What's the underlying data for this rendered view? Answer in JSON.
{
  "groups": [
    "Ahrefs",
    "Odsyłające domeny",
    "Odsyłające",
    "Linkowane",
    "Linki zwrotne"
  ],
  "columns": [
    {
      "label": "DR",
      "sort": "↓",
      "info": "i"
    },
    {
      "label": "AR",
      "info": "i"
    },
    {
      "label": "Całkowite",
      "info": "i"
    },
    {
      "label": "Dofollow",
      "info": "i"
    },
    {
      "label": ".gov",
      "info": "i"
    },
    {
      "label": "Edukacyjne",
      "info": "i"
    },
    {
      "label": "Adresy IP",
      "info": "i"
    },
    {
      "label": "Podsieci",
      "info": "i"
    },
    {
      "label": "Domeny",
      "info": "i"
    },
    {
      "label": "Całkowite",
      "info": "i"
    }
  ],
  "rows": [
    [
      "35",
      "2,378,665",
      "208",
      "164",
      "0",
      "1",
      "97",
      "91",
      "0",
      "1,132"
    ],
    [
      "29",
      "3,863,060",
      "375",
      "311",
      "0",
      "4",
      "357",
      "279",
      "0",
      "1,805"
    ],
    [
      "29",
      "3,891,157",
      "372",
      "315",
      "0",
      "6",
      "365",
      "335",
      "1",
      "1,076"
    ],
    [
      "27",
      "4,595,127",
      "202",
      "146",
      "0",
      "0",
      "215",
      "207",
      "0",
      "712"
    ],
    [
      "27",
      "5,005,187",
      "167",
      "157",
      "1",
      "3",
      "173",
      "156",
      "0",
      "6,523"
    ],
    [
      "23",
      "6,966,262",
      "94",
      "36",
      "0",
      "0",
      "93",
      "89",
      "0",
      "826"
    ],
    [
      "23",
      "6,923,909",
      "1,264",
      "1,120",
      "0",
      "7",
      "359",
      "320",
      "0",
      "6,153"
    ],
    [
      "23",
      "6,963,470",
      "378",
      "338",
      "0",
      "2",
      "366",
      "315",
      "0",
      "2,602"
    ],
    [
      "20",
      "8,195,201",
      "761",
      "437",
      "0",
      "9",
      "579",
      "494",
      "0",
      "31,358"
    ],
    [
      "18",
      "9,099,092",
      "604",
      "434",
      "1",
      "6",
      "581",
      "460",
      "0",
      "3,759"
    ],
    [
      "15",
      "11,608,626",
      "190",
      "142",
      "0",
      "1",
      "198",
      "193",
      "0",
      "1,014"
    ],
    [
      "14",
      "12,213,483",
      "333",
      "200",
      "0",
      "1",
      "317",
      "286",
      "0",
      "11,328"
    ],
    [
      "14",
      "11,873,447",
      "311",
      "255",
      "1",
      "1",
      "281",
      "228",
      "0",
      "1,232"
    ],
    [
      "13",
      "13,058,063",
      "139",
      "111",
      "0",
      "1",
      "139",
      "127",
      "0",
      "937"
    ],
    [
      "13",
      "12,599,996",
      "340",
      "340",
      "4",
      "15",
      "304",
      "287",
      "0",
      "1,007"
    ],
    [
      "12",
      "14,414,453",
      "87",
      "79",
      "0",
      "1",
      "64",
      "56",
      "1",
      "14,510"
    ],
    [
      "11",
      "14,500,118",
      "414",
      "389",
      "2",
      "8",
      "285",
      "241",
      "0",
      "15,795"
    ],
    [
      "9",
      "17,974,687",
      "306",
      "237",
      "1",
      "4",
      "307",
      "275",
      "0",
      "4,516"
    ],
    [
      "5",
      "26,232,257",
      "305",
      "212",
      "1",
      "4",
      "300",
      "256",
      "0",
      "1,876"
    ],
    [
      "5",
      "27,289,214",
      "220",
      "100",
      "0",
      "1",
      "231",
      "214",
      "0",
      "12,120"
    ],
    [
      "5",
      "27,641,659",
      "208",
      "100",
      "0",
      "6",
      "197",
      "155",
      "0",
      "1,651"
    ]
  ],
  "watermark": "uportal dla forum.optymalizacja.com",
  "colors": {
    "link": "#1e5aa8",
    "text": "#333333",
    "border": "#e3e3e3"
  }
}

+ + + +

**Exercise goal:** Output each record exactly, leaving nothing out.

**The answer:**
What's the underlying data for this rendered view? Answer in JSON.
{
  "groups": [
    "Ahrefs",
    "Odsyłające domeny",
    "Odsyłające",
    "Linkowane",
    "Linki zwrotne"
  ],
  "columns": [
    {
      "label": "DR",
      "sort": "↓",
      "info": "i"
    },
    {
      "label": "AR",
      "info": "i"
    },
    {
      "label": "Całkowite",
      "info": "i"
    },
    {
      "label": "Dofollow",
      "info": "i"
    },
    {
      "label": ".gov",
      "info": "i"
    },
    {
      "label": "Edukacyjne",
      "info": "i"
    },
    {
      "label": "Adresy IP",
      "info": "i"
    },
    {
      "label": "Podsieci",
      "info": "i"
    },
    {
      "label": "Domeny",
      "info": "i"
    },
    {
      "label": "Całkowite",
      "info": "i"
    }
  ],
  "rows": [
    [
      "35",
      "2,378,665",
      "208",
      "164",
      "0",
      "1",
      "97",
      "91",
      "0",
      "1,132"
    ],
    [
      "29",
      "3,863,060",
      "375",
      "311",
      "0",
      "4",
      "357",
      "279",
      "0",
      "1,805"
    ],
    [
      "29",
      "3,891,157",
      "372",
      "315",
      "0",
      "6",
      "365",
      "335",
      "1",
      "1,076"
    ],
    [
      "27",
      "4,595,127",
      "202",
      "146",
      "0",
      "0",
      "215",
      "207",
      "0",
      "712"
    ],
    [
      "27",
      "5,005,187",
      "167",
      "157",
      "1",
      "3",
      "173",
      "156",
      "0",
      "6,523"
    ],
    [
      "23",
      "6,966,262",
      "94",
      "36",
      "0",
      "0",
      "93",
      "89",
      "0",
      "826"
    ],
    [
      "23",
      "6,923,909",
      "1,264",
      "1,120",
      "0",
      "7",
      "359",
      "320",
      "0",
      "6,153"
    ],
    [
      "23",
      "6,963,470",
      "378",
      "338",
      "0",
      "2",
      "366",
      "315",
      "0",
      "2,602"
    ],
    [
      "20",
      "8,195,201",
      "761",
      "437",
      "0",
      "9",
      "579",
      "494",
      "0",
      "31,358"
    ],
    [
      "18",
      "9,099,092",
      "604",
      "434",
      "1",
      "6",
      "581",
      "460",
      "0",
      "3,759"
    ],
    [
      "15",
      "11,608,626",
      "190",
      "142",
      "0",
      "1",
      "198",
      "193",
      "0",
      "1,014"
    ],
    [
      "14",
      "12,213,483",
      "333",
      "200",
      "0",
      "1",
      "317",
      "286",
      "0",
      "11,328"
    ],
    [
      "14",
      "11,873,447",
      "311",
      "255",
      "1",
      "1",
      "281",
      "228",
      "0",
      "1,232"
    ],
    [
      "13",
      "13,058,063",
      "139",
      "111",
      "0",
      "1",
      "139",
      "127",
      "0",
      "937"
    ],
    [
      "13",
      "12,599,996",
      "340",
      "340",
      "4",
      "15",
      "304",
      "287",
      "0",
      "1,007"
    ],
    [
      "12",
      "14,414,453",
      "87",
      "79",
      "0",
      "1",
      "64",
      "56",
      "1",
      "14,510"
    ],
    [
      "11",
      "14,500,118",
      "414",
      "389",
      "2",
      "8",
      "285",
      "241",
      "0",
      "15,795"
    ],
    [
      "9",
      "17,974,687",
      "306",
      "237",
      "1",
      "4",
      "307",
      "275",
      "0",
      "4,516"
    ],
    [
      "5",
      "26,232,257",
      "305",
      "212",
      "1",
      "4",
      "300",
      "256",
      "0",
      "1,876"
    ],
    [
      "5",
      "27,289,214",
      "220",
      "100",
      "0",
      "1",
      "231",
      "214",
      "0",
      "12,120"
    ],
    [
      "5",
      "27,641,659",
      "208",
      "100",
      "0",
      "6",
      "197",
      "155",
      "0",
      "1,651"
    ]
  ],
  "watermark": "uportal dla forum.optymalizacja.com",
  "colors": {
    "link": "#1e5aa8",
    "text": "#333333",
    "border": "#e3e3e3"
  }
}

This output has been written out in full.